Directions —
Please pull out every line that includes the string "content".

Information given —
--- Begin ---

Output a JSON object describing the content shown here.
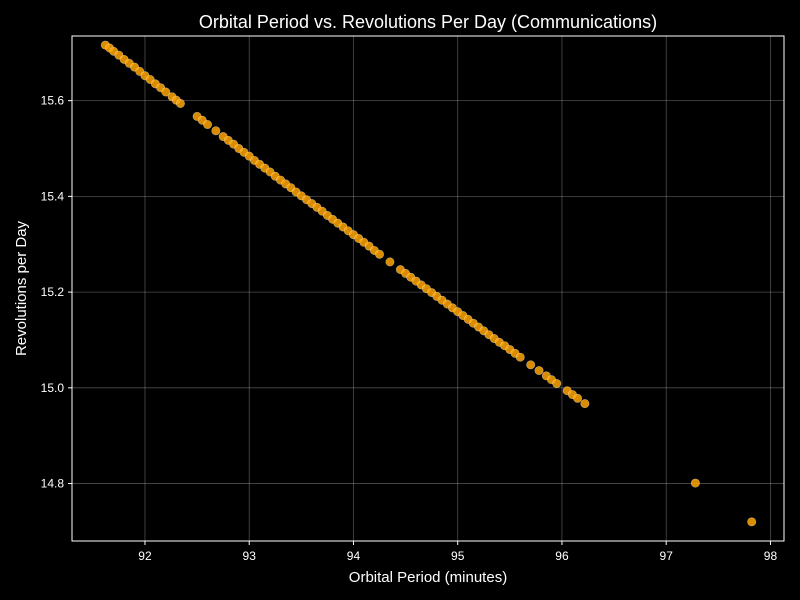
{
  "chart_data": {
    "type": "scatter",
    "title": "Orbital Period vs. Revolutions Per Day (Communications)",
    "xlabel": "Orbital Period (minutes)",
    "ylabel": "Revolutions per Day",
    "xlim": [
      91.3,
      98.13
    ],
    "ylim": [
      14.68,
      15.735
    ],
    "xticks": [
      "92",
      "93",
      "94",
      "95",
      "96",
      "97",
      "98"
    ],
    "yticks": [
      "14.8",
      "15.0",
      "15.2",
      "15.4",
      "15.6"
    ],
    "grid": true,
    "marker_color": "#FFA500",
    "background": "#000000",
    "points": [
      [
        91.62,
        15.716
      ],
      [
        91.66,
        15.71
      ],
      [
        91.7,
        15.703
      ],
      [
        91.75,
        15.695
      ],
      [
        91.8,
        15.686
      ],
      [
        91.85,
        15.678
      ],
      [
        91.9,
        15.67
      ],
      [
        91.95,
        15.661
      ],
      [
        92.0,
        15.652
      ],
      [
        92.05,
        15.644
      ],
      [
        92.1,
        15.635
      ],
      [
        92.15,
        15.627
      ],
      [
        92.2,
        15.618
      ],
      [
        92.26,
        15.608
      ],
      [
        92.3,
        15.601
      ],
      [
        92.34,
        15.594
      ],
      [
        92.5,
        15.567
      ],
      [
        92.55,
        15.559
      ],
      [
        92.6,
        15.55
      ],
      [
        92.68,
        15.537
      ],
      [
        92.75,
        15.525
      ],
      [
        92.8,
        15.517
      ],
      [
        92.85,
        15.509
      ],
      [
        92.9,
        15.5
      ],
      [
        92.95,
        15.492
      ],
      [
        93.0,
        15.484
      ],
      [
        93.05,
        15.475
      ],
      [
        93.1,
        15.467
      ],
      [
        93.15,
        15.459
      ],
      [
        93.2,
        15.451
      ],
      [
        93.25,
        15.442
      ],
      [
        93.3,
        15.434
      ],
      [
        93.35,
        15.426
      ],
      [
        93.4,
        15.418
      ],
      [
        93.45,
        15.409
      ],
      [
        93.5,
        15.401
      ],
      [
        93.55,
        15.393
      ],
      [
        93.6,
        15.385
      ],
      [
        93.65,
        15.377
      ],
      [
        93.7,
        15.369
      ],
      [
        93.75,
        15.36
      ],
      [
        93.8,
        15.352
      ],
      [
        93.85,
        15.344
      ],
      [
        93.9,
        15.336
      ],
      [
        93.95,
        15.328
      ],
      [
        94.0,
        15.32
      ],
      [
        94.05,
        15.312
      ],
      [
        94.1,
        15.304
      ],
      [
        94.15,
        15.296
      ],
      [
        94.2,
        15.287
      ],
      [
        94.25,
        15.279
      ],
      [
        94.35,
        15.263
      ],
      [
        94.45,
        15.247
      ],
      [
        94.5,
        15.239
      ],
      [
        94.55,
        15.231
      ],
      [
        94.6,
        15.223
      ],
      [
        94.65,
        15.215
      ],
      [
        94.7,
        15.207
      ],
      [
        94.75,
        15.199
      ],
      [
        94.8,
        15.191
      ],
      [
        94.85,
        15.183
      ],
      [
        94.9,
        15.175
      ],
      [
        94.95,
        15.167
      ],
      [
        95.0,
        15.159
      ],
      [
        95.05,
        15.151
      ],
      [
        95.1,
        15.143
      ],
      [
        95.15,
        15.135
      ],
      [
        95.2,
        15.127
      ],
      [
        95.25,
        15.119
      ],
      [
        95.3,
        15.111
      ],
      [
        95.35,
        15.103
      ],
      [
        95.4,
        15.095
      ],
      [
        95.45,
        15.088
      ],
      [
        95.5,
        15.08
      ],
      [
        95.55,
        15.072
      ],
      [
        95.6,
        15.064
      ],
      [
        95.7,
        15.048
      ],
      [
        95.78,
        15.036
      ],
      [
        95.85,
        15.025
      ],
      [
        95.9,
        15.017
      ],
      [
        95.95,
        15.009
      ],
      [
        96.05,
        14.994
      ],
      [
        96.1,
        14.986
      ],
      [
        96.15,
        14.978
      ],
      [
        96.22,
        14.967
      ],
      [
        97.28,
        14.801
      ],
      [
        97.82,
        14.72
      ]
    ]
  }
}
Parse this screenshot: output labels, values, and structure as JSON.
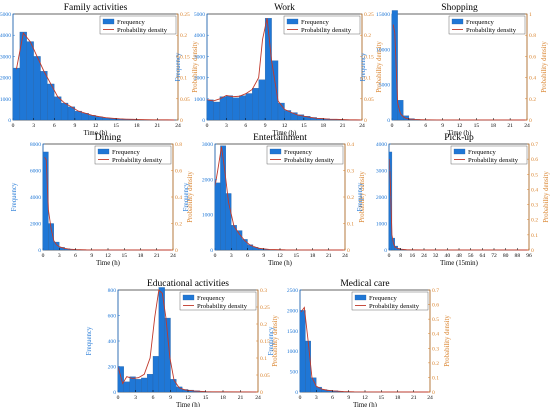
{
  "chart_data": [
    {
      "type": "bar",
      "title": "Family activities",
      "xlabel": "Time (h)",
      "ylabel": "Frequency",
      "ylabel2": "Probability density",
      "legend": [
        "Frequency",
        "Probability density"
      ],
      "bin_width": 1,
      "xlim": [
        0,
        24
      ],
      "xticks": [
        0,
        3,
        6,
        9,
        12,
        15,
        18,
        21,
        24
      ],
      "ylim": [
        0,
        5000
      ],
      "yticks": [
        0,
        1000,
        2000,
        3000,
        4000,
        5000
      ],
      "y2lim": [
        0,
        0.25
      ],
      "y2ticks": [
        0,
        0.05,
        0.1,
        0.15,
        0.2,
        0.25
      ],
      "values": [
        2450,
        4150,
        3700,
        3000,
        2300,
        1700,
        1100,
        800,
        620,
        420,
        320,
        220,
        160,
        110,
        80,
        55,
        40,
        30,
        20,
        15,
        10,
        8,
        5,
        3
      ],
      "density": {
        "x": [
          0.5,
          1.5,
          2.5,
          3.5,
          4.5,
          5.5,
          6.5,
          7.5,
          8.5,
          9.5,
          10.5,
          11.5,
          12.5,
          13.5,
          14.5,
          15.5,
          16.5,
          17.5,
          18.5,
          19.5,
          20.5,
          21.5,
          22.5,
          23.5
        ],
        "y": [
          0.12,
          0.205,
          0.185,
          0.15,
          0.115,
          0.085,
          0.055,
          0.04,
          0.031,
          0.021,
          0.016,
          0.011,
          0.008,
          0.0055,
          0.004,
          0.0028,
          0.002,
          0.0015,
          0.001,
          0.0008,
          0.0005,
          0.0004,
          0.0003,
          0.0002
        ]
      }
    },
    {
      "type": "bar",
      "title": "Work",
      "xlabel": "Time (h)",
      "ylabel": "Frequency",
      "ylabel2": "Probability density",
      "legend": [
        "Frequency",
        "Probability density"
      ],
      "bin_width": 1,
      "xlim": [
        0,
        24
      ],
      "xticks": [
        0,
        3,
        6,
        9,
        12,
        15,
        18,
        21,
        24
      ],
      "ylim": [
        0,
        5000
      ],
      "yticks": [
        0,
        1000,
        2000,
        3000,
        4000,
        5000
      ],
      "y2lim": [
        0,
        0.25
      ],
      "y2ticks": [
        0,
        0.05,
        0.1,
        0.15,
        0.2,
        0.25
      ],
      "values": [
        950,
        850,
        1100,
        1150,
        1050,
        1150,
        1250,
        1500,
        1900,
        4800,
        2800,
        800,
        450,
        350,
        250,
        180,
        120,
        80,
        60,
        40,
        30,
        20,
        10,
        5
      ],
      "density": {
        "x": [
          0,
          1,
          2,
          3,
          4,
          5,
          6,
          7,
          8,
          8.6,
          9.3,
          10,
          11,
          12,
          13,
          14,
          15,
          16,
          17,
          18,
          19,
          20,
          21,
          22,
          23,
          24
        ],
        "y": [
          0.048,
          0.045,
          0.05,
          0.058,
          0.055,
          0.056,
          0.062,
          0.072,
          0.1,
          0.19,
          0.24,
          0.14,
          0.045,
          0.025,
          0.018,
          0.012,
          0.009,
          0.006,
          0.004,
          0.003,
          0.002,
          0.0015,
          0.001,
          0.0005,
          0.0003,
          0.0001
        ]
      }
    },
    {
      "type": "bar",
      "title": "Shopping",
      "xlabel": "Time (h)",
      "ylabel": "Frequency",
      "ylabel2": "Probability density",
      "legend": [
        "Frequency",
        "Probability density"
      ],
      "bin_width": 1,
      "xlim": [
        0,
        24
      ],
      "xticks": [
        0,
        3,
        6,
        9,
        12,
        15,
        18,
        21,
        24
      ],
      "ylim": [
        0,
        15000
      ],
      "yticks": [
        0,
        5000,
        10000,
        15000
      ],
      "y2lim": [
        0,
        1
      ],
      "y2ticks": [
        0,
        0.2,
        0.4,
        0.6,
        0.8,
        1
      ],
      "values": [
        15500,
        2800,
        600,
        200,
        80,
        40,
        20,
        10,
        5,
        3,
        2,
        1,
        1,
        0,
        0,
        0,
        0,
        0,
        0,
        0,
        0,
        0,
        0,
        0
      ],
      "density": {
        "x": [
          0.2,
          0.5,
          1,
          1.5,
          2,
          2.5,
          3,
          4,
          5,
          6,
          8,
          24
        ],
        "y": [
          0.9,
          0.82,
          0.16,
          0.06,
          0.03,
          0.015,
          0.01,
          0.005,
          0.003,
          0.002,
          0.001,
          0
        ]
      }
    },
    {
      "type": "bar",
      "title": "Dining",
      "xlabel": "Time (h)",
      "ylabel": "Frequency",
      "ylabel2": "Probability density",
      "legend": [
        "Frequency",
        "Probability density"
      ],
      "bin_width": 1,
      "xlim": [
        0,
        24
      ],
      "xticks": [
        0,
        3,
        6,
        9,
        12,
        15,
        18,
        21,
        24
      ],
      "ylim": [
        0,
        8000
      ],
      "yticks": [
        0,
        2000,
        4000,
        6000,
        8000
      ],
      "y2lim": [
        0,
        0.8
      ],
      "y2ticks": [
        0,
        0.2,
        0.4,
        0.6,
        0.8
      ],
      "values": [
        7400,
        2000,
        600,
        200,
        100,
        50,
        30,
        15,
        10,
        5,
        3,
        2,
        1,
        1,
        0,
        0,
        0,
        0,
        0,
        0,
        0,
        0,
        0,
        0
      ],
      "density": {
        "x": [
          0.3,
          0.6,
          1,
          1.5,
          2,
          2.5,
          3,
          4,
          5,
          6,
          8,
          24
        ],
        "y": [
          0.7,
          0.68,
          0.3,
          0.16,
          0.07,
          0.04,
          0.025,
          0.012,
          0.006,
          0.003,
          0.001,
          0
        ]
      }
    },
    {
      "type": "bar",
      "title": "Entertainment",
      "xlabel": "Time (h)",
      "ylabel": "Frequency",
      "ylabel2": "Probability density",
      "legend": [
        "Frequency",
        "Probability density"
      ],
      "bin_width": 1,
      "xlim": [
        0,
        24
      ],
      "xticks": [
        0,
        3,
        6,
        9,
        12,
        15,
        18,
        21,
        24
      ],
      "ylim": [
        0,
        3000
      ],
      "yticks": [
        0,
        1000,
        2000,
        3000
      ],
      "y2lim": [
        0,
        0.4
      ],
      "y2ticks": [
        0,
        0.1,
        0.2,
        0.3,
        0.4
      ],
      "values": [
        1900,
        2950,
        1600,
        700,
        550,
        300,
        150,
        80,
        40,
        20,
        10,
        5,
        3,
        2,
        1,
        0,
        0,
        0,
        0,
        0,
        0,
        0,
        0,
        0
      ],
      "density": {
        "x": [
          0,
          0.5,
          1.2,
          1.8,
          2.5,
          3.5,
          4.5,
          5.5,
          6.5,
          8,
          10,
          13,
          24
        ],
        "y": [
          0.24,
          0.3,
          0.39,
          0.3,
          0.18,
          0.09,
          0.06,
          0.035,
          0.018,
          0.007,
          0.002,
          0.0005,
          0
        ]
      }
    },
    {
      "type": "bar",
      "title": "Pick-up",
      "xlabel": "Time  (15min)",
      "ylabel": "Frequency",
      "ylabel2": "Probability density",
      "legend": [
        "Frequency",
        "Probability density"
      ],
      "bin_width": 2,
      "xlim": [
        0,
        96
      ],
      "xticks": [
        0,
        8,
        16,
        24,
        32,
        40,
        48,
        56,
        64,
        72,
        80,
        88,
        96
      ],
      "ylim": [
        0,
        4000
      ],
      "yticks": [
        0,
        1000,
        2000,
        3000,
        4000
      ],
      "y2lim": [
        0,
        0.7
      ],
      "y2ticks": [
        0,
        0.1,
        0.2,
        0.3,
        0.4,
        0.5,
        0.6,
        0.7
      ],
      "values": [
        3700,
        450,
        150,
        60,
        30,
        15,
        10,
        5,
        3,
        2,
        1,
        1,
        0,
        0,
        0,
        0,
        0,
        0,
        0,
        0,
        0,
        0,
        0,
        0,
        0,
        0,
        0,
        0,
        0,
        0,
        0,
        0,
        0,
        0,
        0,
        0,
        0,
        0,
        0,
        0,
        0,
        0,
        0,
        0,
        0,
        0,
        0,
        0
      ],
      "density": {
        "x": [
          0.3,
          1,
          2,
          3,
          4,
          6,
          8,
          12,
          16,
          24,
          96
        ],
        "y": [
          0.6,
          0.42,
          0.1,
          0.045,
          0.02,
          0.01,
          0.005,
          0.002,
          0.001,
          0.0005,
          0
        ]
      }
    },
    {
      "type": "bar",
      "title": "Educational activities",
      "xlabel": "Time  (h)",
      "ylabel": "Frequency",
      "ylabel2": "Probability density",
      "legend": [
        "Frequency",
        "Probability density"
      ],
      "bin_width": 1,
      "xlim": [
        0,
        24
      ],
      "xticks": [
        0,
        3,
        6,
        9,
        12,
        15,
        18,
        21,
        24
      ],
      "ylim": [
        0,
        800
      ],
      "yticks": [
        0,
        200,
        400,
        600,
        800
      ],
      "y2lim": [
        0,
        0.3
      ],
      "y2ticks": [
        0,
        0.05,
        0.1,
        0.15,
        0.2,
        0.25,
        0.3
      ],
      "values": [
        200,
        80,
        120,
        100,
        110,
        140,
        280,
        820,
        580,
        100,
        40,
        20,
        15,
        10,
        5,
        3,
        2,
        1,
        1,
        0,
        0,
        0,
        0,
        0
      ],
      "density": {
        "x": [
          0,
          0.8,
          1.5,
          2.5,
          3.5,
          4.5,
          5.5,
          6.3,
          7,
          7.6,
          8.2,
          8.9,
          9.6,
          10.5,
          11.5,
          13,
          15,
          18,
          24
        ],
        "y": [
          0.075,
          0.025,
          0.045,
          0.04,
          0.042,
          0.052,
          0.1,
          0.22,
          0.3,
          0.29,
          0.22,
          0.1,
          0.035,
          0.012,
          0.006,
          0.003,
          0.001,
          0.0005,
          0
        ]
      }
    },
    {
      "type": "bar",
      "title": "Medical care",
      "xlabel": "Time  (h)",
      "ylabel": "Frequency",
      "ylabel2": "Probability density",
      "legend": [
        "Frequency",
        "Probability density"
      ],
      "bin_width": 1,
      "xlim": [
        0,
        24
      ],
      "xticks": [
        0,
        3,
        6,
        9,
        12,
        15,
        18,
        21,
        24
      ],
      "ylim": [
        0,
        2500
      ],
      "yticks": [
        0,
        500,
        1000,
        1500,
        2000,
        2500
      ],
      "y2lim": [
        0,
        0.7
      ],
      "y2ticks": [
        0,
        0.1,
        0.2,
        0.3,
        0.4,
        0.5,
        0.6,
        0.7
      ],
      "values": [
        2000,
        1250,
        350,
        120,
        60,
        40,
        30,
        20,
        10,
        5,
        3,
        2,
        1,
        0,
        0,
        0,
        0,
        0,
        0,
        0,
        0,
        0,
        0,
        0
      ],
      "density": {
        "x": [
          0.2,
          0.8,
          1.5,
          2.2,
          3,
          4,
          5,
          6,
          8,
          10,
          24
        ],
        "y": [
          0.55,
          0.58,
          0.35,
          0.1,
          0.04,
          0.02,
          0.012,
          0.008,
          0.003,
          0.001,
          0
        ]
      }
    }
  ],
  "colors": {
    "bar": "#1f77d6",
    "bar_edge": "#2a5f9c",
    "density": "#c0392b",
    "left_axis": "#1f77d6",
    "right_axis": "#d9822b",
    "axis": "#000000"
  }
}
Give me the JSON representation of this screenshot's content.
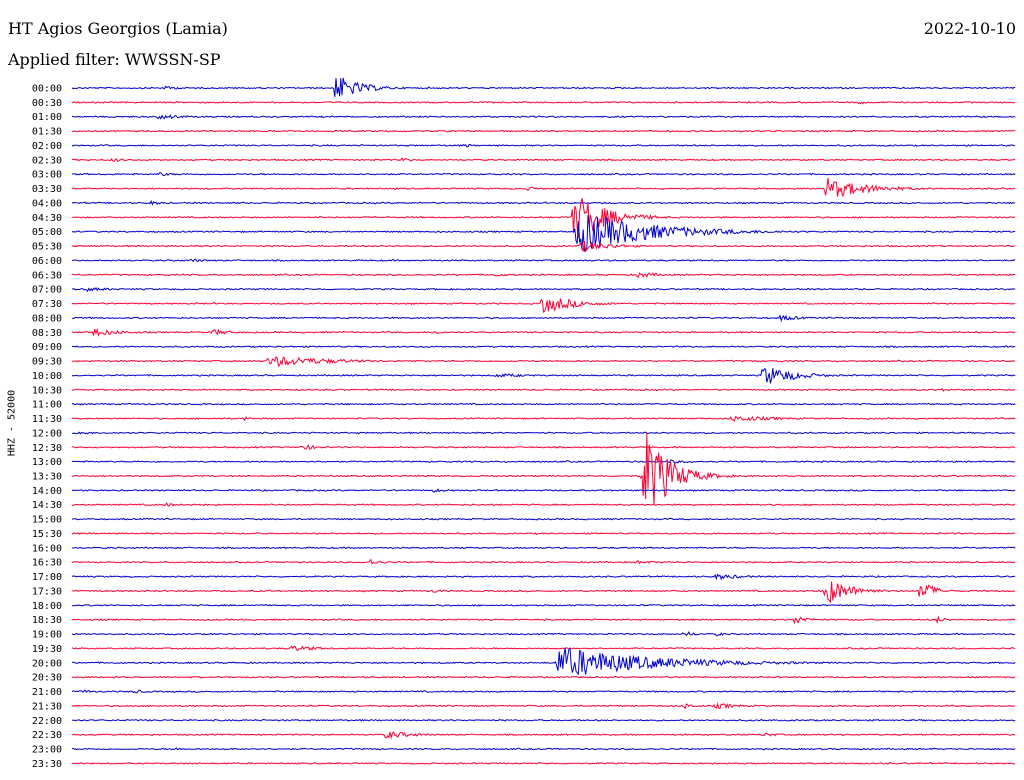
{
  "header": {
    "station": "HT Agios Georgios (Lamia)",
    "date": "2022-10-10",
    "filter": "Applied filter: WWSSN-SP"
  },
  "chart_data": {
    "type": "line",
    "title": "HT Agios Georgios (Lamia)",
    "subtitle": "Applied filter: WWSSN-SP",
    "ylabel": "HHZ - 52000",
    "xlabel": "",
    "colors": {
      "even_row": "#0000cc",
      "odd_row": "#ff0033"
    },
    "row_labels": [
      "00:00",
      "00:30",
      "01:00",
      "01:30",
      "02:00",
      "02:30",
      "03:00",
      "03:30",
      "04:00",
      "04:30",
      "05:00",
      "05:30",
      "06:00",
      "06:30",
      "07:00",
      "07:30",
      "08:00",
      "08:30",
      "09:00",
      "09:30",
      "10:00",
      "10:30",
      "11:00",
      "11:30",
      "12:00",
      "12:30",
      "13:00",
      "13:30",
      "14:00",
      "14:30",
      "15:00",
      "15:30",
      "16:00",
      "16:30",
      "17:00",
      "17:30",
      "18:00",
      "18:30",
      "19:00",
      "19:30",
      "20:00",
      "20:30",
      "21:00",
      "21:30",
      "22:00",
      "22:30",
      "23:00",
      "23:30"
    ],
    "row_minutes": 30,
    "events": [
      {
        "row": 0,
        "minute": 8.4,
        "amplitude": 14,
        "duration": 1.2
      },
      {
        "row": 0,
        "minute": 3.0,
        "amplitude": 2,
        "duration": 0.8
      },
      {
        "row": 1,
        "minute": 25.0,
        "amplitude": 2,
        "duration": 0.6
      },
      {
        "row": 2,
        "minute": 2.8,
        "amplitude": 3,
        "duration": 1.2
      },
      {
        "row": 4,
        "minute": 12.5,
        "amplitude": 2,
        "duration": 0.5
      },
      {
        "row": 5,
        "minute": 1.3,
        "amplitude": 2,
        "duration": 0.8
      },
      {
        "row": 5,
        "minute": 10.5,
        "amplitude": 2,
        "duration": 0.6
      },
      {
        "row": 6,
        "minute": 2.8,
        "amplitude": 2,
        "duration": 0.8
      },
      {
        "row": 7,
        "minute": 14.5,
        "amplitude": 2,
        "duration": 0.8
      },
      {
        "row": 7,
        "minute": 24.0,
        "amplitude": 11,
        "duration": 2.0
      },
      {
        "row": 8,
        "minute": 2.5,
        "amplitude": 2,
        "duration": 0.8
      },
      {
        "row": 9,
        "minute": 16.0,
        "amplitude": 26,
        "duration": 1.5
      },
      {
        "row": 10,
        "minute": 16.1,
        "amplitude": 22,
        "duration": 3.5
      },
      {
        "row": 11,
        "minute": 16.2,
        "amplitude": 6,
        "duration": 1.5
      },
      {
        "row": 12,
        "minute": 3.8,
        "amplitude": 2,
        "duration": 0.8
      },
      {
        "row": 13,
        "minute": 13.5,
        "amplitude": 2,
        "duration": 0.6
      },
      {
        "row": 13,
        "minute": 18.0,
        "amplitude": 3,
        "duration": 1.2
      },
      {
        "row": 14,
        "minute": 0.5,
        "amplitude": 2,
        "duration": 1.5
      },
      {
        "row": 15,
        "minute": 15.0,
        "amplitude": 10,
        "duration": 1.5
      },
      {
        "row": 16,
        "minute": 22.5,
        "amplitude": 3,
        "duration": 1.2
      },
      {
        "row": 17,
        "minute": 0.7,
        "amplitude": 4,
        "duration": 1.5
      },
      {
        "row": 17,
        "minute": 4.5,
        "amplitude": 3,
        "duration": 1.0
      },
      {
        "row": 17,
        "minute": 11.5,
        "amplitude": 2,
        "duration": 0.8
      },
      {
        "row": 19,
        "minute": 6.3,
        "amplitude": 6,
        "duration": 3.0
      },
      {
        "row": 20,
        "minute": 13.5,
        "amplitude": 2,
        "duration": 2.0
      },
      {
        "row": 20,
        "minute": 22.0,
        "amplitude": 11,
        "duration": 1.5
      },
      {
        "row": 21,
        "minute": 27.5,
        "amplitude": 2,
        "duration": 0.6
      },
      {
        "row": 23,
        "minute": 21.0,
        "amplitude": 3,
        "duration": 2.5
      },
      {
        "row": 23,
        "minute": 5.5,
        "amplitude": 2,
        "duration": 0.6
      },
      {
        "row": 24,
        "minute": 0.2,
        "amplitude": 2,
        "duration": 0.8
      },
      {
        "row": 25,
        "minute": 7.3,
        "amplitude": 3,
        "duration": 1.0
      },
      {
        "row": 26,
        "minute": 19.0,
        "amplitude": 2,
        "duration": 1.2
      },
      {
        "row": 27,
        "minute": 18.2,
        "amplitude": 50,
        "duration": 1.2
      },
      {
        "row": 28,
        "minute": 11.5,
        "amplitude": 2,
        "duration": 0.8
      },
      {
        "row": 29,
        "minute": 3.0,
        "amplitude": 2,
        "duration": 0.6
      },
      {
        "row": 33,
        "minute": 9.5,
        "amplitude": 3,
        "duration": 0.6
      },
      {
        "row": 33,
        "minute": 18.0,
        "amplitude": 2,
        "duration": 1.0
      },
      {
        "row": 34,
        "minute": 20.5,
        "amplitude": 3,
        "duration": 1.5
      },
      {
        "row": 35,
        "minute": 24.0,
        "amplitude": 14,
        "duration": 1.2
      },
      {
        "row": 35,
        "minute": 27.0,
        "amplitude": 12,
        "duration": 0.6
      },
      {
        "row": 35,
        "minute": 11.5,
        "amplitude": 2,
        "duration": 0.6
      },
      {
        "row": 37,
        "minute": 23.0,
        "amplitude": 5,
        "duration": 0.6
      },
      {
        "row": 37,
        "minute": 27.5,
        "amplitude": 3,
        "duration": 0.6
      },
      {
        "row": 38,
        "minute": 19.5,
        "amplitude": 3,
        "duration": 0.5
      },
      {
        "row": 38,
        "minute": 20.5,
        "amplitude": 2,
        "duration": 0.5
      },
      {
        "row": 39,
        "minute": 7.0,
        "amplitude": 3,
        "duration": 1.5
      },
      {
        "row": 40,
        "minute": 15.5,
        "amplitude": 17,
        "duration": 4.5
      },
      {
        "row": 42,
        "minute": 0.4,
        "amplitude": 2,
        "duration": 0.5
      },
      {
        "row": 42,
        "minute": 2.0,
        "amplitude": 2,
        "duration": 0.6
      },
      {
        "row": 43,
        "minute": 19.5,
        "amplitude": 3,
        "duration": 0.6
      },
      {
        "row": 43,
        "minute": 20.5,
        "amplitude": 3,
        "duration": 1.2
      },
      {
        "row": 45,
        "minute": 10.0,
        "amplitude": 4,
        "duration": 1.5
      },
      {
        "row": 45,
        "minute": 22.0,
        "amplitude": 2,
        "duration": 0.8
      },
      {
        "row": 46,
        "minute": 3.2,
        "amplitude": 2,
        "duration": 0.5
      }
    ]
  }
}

--- End ---

Correct output —
Output a JSON object describing the content shown here.
Give me the JSON representation of this screenshot's content.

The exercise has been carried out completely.